Start of MATERIAL FOR THIS EXERCISE
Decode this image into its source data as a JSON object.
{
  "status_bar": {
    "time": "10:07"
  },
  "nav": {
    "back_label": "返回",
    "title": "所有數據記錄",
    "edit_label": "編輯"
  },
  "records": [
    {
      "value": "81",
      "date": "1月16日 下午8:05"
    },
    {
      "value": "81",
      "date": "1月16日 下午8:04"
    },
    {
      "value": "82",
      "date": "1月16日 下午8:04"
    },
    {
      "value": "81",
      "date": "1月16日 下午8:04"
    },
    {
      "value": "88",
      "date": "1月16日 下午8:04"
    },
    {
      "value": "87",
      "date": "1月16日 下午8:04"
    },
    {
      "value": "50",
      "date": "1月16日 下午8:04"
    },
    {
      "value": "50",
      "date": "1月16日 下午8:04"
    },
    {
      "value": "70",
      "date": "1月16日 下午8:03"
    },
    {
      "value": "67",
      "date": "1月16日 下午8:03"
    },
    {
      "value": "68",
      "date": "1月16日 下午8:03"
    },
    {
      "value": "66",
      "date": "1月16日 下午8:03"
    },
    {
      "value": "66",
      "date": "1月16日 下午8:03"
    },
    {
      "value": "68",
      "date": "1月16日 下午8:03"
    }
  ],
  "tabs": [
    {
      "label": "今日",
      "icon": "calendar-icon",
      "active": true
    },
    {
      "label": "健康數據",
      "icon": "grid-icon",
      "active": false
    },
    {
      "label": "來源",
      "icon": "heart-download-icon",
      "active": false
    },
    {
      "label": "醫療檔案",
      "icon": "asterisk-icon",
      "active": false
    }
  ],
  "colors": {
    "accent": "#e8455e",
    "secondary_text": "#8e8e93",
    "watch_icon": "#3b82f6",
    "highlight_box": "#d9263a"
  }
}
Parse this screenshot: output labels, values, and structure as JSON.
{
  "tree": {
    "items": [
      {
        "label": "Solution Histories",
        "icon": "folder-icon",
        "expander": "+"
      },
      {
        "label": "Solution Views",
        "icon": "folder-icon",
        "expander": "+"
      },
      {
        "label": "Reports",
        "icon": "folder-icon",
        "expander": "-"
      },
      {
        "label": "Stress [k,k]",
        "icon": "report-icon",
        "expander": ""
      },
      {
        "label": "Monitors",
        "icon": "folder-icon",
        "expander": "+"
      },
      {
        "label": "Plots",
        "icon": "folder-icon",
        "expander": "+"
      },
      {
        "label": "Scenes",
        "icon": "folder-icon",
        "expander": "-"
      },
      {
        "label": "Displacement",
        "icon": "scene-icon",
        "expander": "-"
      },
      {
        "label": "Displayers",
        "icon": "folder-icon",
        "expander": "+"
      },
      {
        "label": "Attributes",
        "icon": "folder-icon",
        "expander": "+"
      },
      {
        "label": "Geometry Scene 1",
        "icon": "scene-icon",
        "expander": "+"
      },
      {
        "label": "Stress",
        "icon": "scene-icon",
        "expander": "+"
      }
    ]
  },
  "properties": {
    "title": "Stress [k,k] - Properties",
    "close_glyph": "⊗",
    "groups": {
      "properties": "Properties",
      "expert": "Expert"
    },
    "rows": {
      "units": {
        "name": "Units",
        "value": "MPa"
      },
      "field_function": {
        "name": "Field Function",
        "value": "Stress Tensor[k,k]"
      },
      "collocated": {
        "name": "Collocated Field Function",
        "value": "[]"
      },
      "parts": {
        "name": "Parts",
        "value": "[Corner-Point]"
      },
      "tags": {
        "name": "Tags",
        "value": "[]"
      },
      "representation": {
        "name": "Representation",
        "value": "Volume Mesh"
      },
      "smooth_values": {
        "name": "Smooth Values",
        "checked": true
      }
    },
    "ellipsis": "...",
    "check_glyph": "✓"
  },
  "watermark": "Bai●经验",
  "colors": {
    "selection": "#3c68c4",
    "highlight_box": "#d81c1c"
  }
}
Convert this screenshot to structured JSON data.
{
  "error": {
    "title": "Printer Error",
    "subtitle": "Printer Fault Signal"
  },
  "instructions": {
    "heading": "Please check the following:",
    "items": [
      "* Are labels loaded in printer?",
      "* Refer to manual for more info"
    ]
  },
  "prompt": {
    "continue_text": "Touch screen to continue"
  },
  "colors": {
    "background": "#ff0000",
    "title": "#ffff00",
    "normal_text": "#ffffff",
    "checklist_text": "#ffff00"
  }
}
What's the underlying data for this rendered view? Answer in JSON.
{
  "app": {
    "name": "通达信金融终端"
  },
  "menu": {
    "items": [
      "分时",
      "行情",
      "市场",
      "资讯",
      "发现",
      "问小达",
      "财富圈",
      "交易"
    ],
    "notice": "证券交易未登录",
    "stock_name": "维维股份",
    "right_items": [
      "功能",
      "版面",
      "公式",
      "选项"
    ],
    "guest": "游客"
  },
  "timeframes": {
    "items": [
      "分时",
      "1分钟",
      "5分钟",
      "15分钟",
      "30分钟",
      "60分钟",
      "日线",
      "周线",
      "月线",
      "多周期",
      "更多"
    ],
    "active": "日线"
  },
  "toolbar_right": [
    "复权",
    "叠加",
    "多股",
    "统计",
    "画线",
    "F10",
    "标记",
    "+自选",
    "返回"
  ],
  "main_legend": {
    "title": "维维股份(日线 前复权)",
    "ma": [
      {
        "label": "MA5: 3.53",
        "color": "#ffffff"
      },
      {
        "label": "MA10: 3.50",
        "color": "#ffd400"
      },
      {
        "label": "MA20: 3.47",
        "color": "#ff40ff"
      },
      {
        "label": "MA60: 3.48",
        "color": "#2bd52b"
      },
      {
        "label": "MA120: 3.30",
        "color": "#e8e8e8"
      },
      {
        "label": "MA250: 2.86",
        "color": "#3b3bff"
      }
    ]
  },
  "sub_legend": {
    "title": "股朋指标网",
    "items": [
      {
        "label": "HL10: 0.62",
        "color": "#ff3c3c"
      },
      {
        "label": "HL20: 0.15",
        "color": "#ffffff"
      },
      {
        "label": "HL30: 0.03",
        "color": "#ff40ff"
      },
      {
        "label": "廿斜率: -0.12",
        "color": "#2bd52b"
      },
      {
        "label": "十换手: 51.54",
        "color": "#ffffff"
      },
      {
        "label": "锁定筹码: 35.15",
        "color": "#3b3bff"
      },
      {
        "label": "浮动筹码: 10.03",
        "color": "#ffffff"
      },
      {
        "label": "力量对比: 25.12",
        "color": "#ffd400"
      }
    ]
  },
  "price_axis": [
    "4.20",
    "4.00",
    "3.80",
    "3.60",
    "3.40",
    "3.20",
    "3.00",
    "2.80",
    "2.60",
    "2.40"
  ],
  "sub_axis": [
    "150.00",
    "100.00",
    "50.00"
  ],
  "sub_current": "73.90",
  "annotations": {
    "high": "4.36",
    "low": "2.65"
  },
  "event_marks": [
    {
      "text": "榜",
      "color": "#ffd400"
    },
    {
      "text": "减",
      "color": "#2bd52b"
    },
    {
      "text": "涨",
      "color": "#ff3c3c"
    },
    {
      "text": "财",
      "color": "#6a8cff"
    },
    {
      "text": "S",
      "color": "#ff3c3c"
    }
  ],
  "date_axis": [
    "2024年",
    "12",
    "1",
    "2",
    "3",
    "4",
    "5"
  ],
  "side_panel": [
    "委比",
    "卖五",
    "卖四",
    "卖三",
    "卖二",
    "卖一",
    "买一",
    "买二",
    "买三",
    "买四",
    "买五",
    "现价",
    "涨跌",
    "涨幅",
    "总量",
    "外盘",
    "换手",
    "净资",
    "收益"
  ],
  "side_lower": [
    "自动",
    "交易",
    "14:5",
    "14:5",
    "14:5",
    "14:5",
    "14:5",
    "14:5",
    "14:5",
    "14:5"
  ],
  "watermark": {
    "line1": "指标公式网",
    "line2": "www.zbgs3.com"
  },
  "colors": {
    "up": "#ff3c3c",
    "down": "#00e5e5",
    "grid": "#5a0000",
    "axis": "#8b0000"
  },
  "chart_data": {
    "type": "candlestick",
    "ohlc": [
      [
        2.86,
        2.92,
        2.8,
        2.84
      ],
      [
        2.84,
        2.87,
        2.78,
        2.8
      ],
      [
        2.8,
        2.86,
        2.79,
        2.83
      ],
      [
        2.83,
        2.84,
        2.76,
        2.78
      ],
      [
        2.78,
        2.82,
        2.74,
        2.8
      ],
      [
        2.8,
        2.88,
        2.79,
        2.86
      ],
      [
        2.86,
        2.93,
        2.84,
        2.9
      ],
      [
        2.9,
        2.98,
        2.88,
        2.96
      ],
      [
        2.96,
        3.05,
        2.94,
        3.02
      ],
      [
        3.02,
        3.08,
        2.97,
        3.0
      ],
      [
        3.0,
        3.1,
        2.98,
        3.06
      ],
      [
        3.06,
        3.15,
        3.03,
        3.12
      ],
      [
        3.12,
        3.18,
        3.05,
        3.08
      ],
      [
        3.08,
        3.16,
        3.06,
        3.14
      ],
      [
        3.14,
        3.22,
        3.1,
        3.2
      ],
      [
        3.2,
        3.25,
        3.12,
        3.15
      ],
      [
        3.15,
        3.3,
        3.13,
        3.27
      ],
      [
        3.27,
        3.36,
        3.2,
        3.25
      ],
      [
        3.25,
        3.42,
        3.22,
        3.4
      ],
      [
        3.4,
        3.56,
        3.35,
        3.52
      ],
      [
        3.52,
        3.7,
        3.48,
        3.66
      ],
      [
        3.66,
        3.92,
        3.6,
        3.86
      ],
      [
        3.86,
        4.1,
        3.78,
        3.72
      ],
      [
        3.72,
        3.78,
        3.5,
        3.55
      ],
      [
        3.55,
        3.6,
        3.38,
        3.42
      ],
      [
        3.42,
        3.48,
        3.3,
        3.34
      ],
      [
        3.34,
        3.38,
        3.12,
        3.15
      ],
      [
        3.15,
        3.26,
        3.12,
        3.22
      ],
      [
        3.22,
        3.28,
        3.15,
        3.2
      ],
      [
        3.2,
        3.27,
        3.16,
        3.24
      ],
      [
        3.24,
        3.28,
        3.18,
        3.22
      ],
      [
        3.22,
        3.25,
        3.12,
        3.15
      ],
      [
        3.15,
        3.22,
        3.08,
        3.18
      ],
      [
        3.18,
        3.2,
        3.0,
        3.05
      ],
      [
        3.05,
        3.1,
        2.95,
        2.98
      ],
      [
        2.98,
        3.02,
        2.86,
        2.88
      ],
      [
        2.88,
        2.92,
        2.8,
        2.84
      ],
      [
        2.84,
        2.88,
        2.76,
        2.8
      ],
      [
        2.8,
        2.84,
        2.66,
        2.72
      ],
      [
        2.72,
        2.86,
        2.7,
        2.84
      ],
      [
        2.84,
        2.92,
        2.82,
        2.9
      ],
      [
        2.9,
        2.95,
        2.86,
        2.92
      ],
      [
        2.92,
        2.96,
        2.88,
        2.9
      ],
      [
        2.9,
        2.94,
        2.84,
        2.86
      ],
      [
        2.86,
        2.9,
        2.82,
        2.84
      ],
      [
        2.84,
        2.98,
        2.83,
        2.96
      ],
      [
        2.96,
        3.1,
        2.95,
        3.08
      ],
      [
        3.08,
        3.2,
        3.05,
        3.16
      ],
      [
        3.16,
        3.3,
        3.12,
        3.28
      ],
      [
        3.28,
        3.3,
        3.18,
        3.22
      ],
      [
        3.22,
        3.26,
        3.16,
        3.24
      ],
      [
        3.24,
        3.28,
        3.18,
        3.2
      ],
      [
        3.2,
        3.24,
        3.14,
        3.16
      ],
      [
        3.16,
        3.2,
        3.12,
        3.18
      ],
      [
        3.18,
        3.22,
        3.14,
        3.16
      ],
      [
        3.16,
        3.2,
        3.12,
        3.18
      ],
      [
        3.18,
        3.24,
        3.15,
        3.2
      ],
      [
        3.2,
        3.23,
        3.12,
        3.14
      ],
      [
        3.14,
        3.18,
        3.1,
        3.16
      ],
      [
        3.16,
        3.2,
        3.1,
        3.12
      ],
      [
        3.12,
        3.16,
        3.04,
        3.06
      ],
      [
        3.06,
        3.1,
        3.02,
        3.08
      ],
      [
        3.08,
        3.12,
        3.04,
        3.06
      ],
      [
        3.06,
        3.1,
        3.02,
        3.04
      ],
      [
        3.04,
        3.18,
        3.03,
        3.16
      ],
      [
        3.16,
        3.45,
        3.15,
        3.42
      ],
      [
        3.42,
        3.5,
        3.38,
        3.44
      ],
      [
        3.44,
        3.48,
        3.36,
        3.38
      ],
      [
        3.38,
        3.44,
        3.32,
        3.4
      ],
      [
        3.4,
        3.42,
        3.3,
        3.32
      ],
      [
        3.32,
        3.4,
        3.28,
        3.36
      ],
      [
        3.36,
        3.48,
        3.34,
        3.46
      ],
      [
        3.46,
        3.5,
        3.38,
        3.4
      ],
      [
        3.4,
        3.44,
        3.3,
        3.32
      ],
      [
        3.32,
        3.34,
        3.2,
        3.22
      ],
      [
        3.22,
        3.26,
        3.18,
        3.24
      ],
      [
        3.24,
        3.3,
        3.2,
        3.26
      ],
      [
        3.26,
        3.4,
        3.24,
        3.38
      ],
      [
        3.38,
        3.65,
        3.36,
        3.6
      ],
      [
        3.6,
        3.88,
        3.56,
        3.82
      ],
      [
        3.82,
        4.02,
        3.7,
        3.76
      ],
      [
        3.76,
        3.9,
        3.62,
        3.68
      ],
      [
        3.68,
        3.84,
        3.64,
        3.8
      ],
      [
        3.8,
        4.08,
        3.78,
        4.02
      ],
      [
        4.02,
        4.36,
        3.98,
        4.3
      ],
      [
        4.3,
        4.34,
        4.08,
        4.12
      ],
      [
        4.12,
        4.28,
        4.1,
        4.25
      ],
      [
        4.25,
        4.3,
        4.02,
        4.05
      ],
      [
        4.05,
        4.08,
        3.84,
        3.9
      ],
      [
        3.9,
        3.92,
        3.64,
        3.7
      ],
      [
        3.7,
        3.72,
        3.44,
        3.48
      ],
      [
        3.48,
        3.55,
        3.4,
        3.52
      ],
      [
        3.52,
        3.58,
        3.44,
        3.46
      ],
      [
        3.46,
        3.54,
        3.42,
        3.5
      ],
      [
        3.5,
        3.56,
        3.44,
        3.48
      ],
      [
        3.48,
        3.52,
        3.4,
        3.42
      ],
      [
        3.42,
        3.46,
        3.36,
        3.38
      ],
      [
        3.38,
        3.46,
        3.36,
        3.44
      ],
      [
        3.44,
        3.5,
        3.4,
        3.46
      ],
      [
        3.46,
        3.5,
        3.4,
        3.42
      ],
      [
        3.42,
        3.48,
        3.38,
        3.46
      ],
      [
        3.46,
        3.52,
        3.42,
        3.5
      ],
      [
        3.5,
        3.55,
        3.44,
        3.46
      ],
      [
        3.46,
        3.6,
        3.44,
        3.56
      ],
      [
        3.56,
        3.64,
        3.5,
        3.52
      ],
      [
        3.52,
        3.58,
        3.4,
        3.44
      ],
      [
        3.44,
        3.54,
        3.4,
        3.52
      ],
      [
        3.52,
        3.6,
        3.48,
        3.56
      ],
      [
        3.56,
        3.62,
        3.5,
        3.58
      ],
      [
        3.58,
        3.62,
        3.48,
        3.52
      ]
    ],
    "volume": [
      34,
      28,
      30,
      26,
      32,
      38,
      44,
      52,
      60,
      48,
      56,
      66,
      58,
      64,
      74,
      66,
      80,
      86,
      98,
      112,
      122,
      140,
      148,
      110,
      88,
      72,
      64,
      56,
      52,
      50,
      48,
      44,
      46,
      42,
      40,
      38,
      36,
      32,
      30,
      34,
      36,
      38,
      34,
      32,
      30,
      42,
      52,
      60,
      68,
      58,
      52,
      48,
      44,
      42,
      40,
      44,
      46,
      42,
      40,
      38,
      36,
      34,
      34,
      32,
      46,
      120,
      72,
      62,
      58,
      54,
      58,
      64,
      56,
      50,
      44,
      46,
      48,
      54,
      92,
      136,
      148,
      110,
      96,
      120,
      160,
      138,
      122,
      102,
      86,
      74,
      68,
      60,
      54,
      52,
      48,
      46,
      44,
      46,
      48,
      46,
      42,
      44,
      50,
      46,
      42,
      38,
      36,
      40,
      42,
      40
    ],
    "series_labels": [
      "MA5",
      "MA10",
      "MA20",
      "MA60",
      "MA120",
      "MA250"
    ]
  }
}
End of MATERIAL FOR THIS EXERCISE
• TO BE DONE:
Pick out lines containing the word "JSON", each one as written.

• ANSWER TO THIS EXERCISE:
Decode this image into its source data as a JSON object.
Parse this screenshot: output labels, values, and structure as JSON.
Convert this screenshot to structured JSON data.
What's the underlying data for this rendered view? Answer in JSON.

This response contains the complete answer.